» **Records shown**:
----

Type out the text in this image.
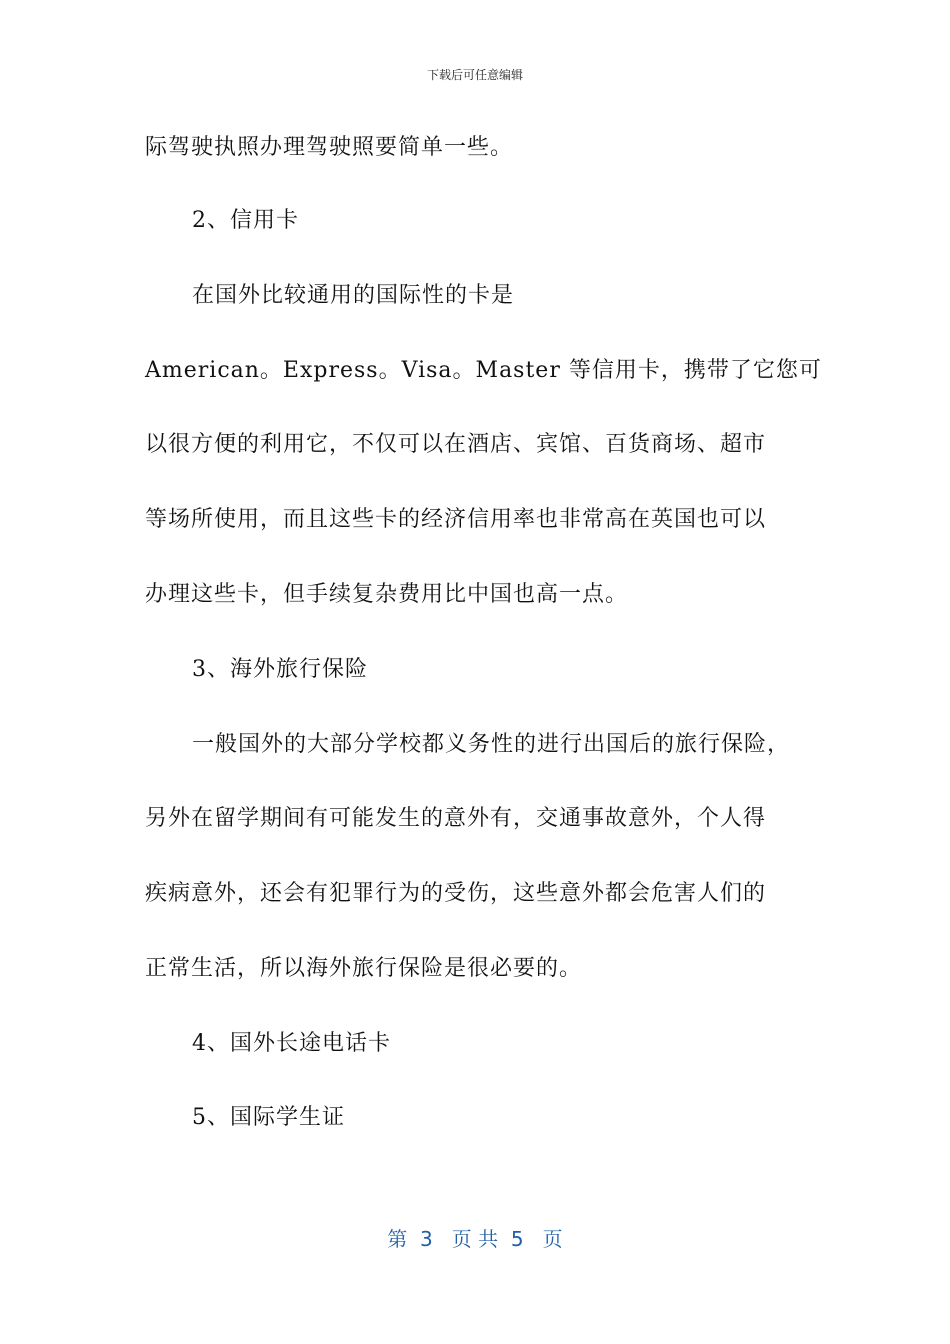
下载后可任意编辑
际驾驶执照办理驾驶照要简单一些。
2、信用卡
在国外比较通用的国际性的卡是
American。Express。Visa。Master 等信用卡，携带了它您可
以很方便的利用它，不仅可以在酒店、宾馆、百货商场、超市
等场所使用，而且这些卡的经济信用率也非常高在英国也可以
办理这些卡，但手续复杂费用比中国也高一点。
3、海外旅行保险
一般国外的大部分学校都义务性的进行出国后的旅行保险，
另外在留学期间有可能发生的意外有，交通事故意外，个人得
疾病意外，还会有犯罪行为的受伤，这些意外都会危害人们的
正常生活，所以海外旅行保险是很必要的。
4、国外长途电话卡
5、国际学生证
第  3   页 共  5   页
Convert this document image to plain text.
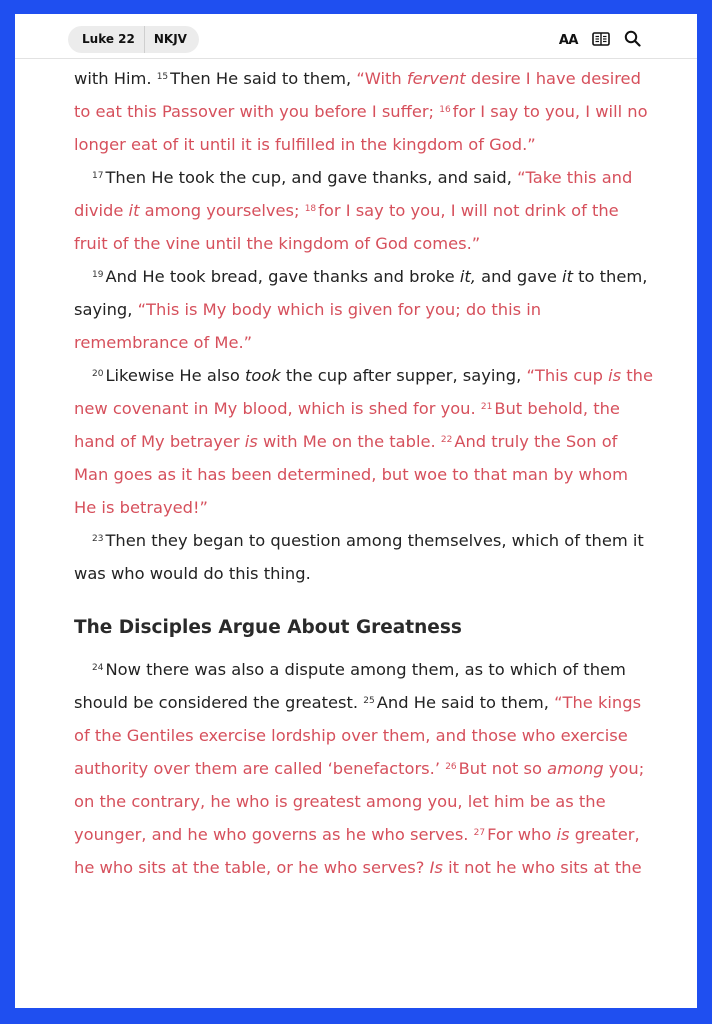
Luke 22	NKJV	AA

with Him. $^{15}$ Then He said to them, “With fervent desire I have desired to eat this Passover with you before I suffer; $^{16}$ for I say to you, I will no longer eat of it until it is fulfilled in the kingdom of God.”

$^{17}$ Then He took the cup, and gave thanks, and said, “Take this and divide it among yourselves; $^{18}$ for I say to you, I will not drink of the fruit of the vine until the kingdom of God comes.”

$^{19}$ And He took bread, gave thanks and broke it, and gave it to them, saying, “This is My body which is given for you; do this in remembrance of Me.”

$^{20}$ Likewise He also took the cup after supper, saying, “This cup is the new covenant in My blood, which is shed for you. $^{21}$ But behold, the hand of My betrayer is with Me on the table. $^{22}$ And truly the Son of Man goes as it has been determined, but woe to that man by whom He is betrayed!”

$^{23}$ Then they began to question among themselves, which of them it was who would do this thing.

The Disciples Argue About Greatness

$^{24}$ Now there was also a dispute among them, as to which of them should be considered the greatest. $^{25}$ And He said to them, “The kings of the Gentiles exercise lordship over them, and those who exercise authority over them are called ‘benefactors.’ $^{26}$ But not so among you; on the contrary, he who is greatest among you, let him be as the younger, and he who governs as he who serves. $^{27}$ For who is greater, he who sits at the table, or he who serves? Is it not he who sits at the
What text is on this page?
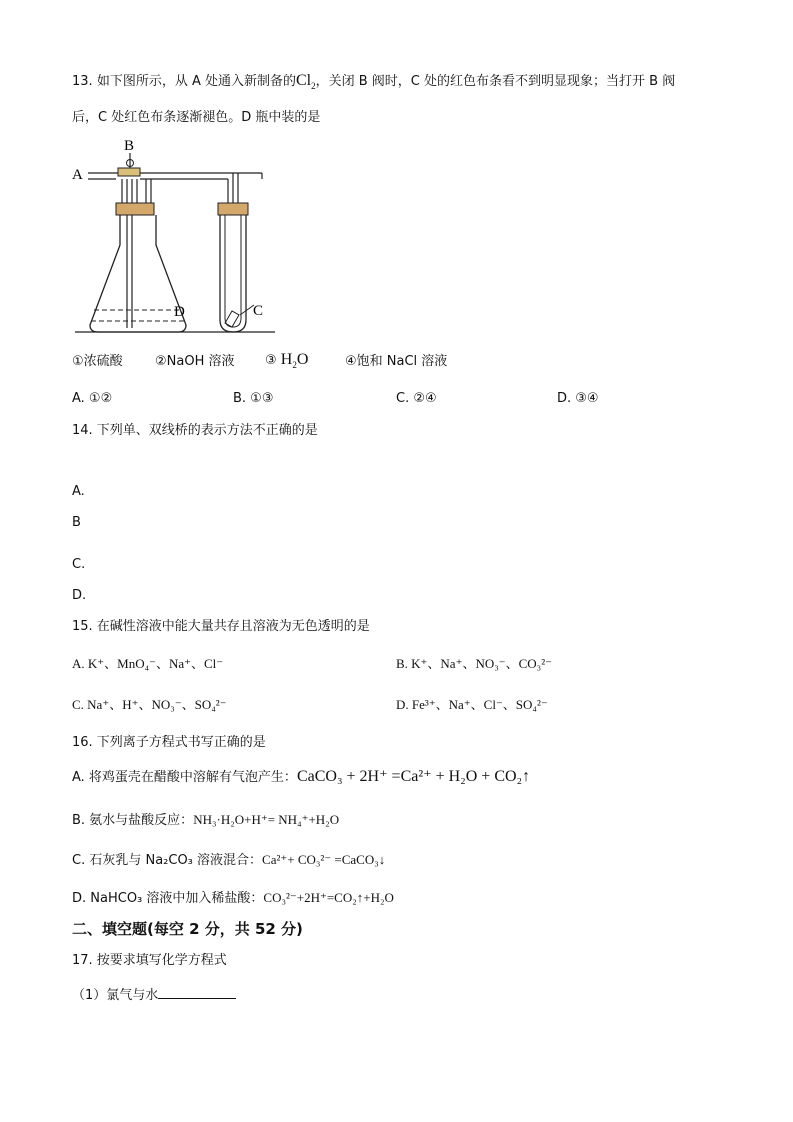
13. 如下图所示，从 A 处通入新制备的$Cl_2$，关闭 B 阀时，C 处的红色布条看不到明显现象；当打开 B 阀
后，C 处红色布条逐渐褪色。D 瓶中装的是
A
B
C
D
①浓硫酸 ②NaOH 溶液 ③ $H_2O$	④饱和 NaCl 溶液
A. ①②	B. ①③	C. ②④	D. ③④
14. 下列单、双线桥的表示方法不正确的是
A.
B
C.
D.
15. 在碱性溶液中能大量共存且溶液为无色透明的是
A. K⁺、MnO₄⁻、Na⁺、Cl⁻	B. K⁺、Na⁺、NO₃⁻、CO₃²⁻
C. Na⁺、H⁺、NO₃⁻、SO₄²⁻	D. Fe³⁺、Na⁺、Cl⁻、SO₄²⁻
16. 下列离子方程式书写正确的是
A. 将鸡蛋壳在醋酸中溶解有气泡产生：CaCO₃ + 2H⁺ =Ca²⁺ + H₂O + CO₂↑
B. 氨水与盐酸反应：NH₃·H₂O+H⁺= NH₄⁺+H₂O
C. 石灰乳与 Na₂CO₃ 溶液混合：Ca²⁺+ CO₃²⁻ =CaCO₃↓
D. NaHCO₃ 溶液中加入稀盐酸：CO₃²⁻+2H⁺=CO₂↑+H₂O
二、填空题(每空 2 分，共 52 分)
17. 按要求填写化学方程式
（1）氯气与水
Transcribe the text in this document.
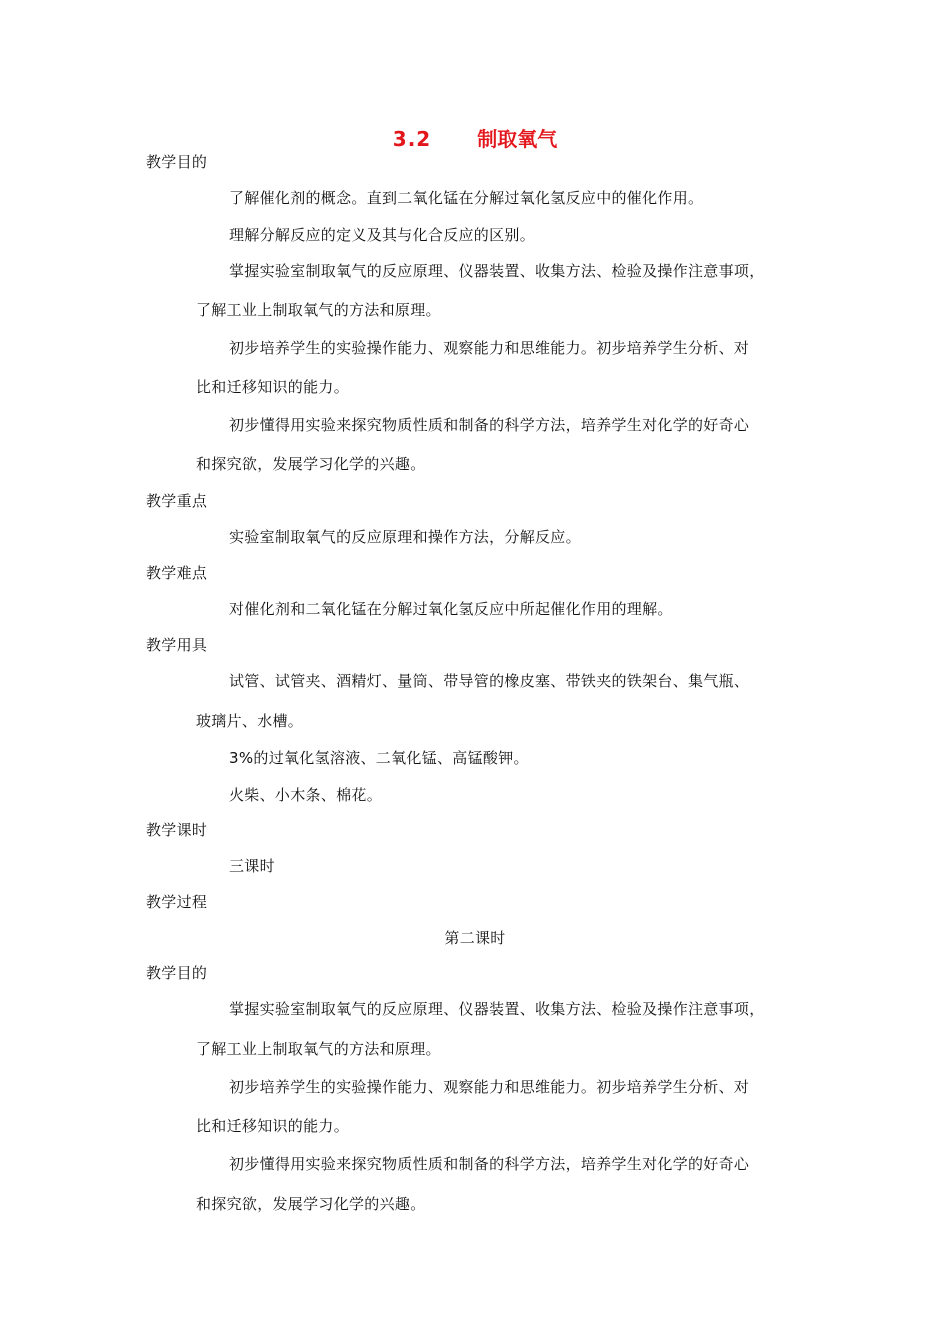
3.2 制取氧气
教学目的
了解催化剂的概念。直到二氧化锰在分解过氧化氢反应中的催化作用。
理解分解反应的定义及其与化合反应的区别。
掌握实验室制取氧气的反应原理、仪器装置、收集方法、检验及操作注意事项，
了解工业上制取氧气的方法和原理。
初步培养学生的实验操作能力、观察能力和思维能力。初步培养学生分析、对
比和迁移知识的能力。
初步懂得用实验来探究物质性质和制备的科学方法，培养学生对化学的好奇心
和探究欲，发展学习化学的兴趣。
教学重点
实验室制取氧气的反应原理和操作方法，分解反应。
教学难点
对催化剂和二氧化锰在分解过氧化氢反应中所起催化作用的理解。
教学用具
试管、试管夹、酒精灯、量筒、带导管的橡皮塞、带铁夹的铁架台、集气瓶、
玻璃片、水槽。
3%的过氧化氢溶液、二氧化锰、高锰酸钾。
火柴、小木条、棉花。
教学课时
三课时
教学过程
第二课时
教学目的
掌握实验室制取氧气的反应原理、仪器装置、收集方法、检验及操作注意事项，
了解工业上制取氧气的方法和原理。
初步培养学生的实验操作能力、观察能力和思维能力。初步培养学生分析、对
比和迁移知识的能力。
初步懂得用实验来探究物质性质和制备的科学方法，培养学生对化学的好奇心
和探究欲，发展学习化学的兴趣。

----

» **Problem requirements**: Drop the images and quote the entries word for word.

» **Expected output**:
Type out the text in this image.
下载后可任意编辑
际驾驶执照办理驾驶照要简单一些。
2、信用卡
在国外比较通用的国际性的卡是
American。Express。Visa。Master 等信用卡，携带了它您可
以很方便的利用它，不仅可以在酒店、宾馆、百货商场、超市
等场所使用，而且这些卡的经济信用率也非常高在英国也可以
办理这些卡，但手续复杂费用比中国也高一点。
3、海外旅行保险
一般国外的大部分学校都义务性的进行出国后的旅行保险，
另外在留学期间有可能发生的意外有，交通事故意外，个人得
疾病意外，还会有犯罪行为的受伤，这些意外都会危害人们的
正常生活，所以海外旅行保险是很必要的。
4、国外长途电话卡
5、国际学生证
第  3   页 共  5   页
Convert this document image to plain text.
Luke 22	NKJV	AA

with Him. $^{15}$ Then He said to them, “With fervent desire I have desired to eat this Passover with you before I suffer; $^{16}$ for I say to you, I will no longer eat of it until it is fulfilled in the kingdom of God.”

$^{17}$ Then He took the cup, and gave thanks, and said, “Take this and divide it among yourselves; $^{18}$ for I say to you, I will not drink of the fruit of the vine until the kingdom of God comes.”

$^{19}$ And He took bread, gave thanks and broke it, and gave it to them, saying, “This is My body which is given for you; do this in remembrance of Me.”

$^{20}$ Likewise He also took the cup after supper, saying, “This cup is the new covenant in My blood, which is shed for you. $^{21}$ But behold, the hand of My betrayer is with Me on the table. $^{22}$ And truly the Son of Man goes as it has been determined, but woe to that man by whom He is betrayed!”

$^{23}$ Then they began to question among themselves, which of them it was who would do this thing.

The Disciples Argue About Greatness

$^{24}$ Now there was also a dispute among them, as to which of them should be considered the greatest. $^{25}$ And He said to them, “The kings of the Gentiles exercise lordship over them, and those who exercise authority over them are called ‘benefactors.’ $^{26}$ But not so among you; on the contrary, he who is greatest among you, let him be as the younger, and he who governs as he who serves. $^{27}$ For who is greater, he who sits at the table, or he who serves? Is it not he who sits at the
What text is on this page?
13. 如下图所示，从 A 处通入新制备的$Cl_2$，关闭 B 阀时，C 处的红色布条看不到明显现象；当打开 B 阀
后，C 处红色布条逐渐褪色。D 瓶中装的是
A
B
C
D
①浓硫酸 ②NaOH 溶液 ③ $H_2O$	④饱和 NaCl 溶液
A. ①②	B. ①③	C. ②④	D. ③④
14. 下列单、双线桥的表示方法不正确的是
A.
B
C.
D.
15. 在碱性溶液中能大量共存且溶液为无色透明的是
A. K⁺、MnO₄⁻、Na⁺、Cl⁻	B. K⁺、Na⁺、NO₃⁻、CO₃²⁻
C. Na⁺、H⁺、NO₃⁻、SO₄²⁻	D. Fe³⁺、Na⁺、Cl⁻、SO₄²⁻
16. 下列离子方程式书写正确的是
A. 将鸡蛋壳在醋酸中溶解有气泡产生：CaCO₃ + 2H⁺ =Ca²⁺ + H₂O + CO₂↑
B. 氨水与盐酸反应：NH₃·H₂O+H⁺= NH₄⁺+H₂O
C. 石灰乳与 Na₂CO₃ 溶液混合：Ca²⁺+ CO₃²⁻ =CaCO₃↓
D. NaHCO₃ 溶液中加入稀盐酸：CO₃²⁻+2H⁺=CO₂↑+H₂O
二、填空题(每空 2 分，共 52 分)
17. 按要求填写化学方程式
（1）氯气与水
Transcribe the text in this document.
3.2 制取氧气
教学目的
了解催化剂的概念。直到二氧化锰在分解过氧化氢反应中的催化作用。
理解分解反应的定义及其与化合反应的区别。
掌握实验室制取氧气的反应原理、仪器装置、收集方法、检验及操作注意事项，
了解工业上制取氧气的方法和原理。
初步培养学生的实验操作能力、观察能力和思维能力。初步培养学生分析、对
比和迁移知识的能力。
初步懂得用实验来探究物质性质和制备的科学方法，培养学生对化学的好奇心
和探究欲，发展学习化学的兴趣。
教学重点
实验室制取氧气的反应原理和操作方法，分解反应。
教学难点
对催化剂和二氧化锰在分解过氧化氢反应中所起催化作用的理解。
教学用具
试管、试管夹、酒精灯、量筒、带导管的橡皮塞、带铁夹的铁架台、集气瓶、
玻璃片、水槽。
3%的过氧化氢溶液、二氧化锰、高锰酸钾。
火柴、小木条、棉花。
教学课时
三课时
教学过程
第二课时
教学目的
掌握实验室制取氧气的反应原理、仪器装置、收集方法、检验及操作注意事项，
了解工业上制取氧气的方法和原理。
初步培养学生的实验操作能力、观察能力和思维能力。初步培养学生分析、对
比和迁移知识的能力。
初步懂得用实验来探究物质性质和制备的科学方法，培养学生对化学的好奇心
和探究欲，发展学习化学的兴趣。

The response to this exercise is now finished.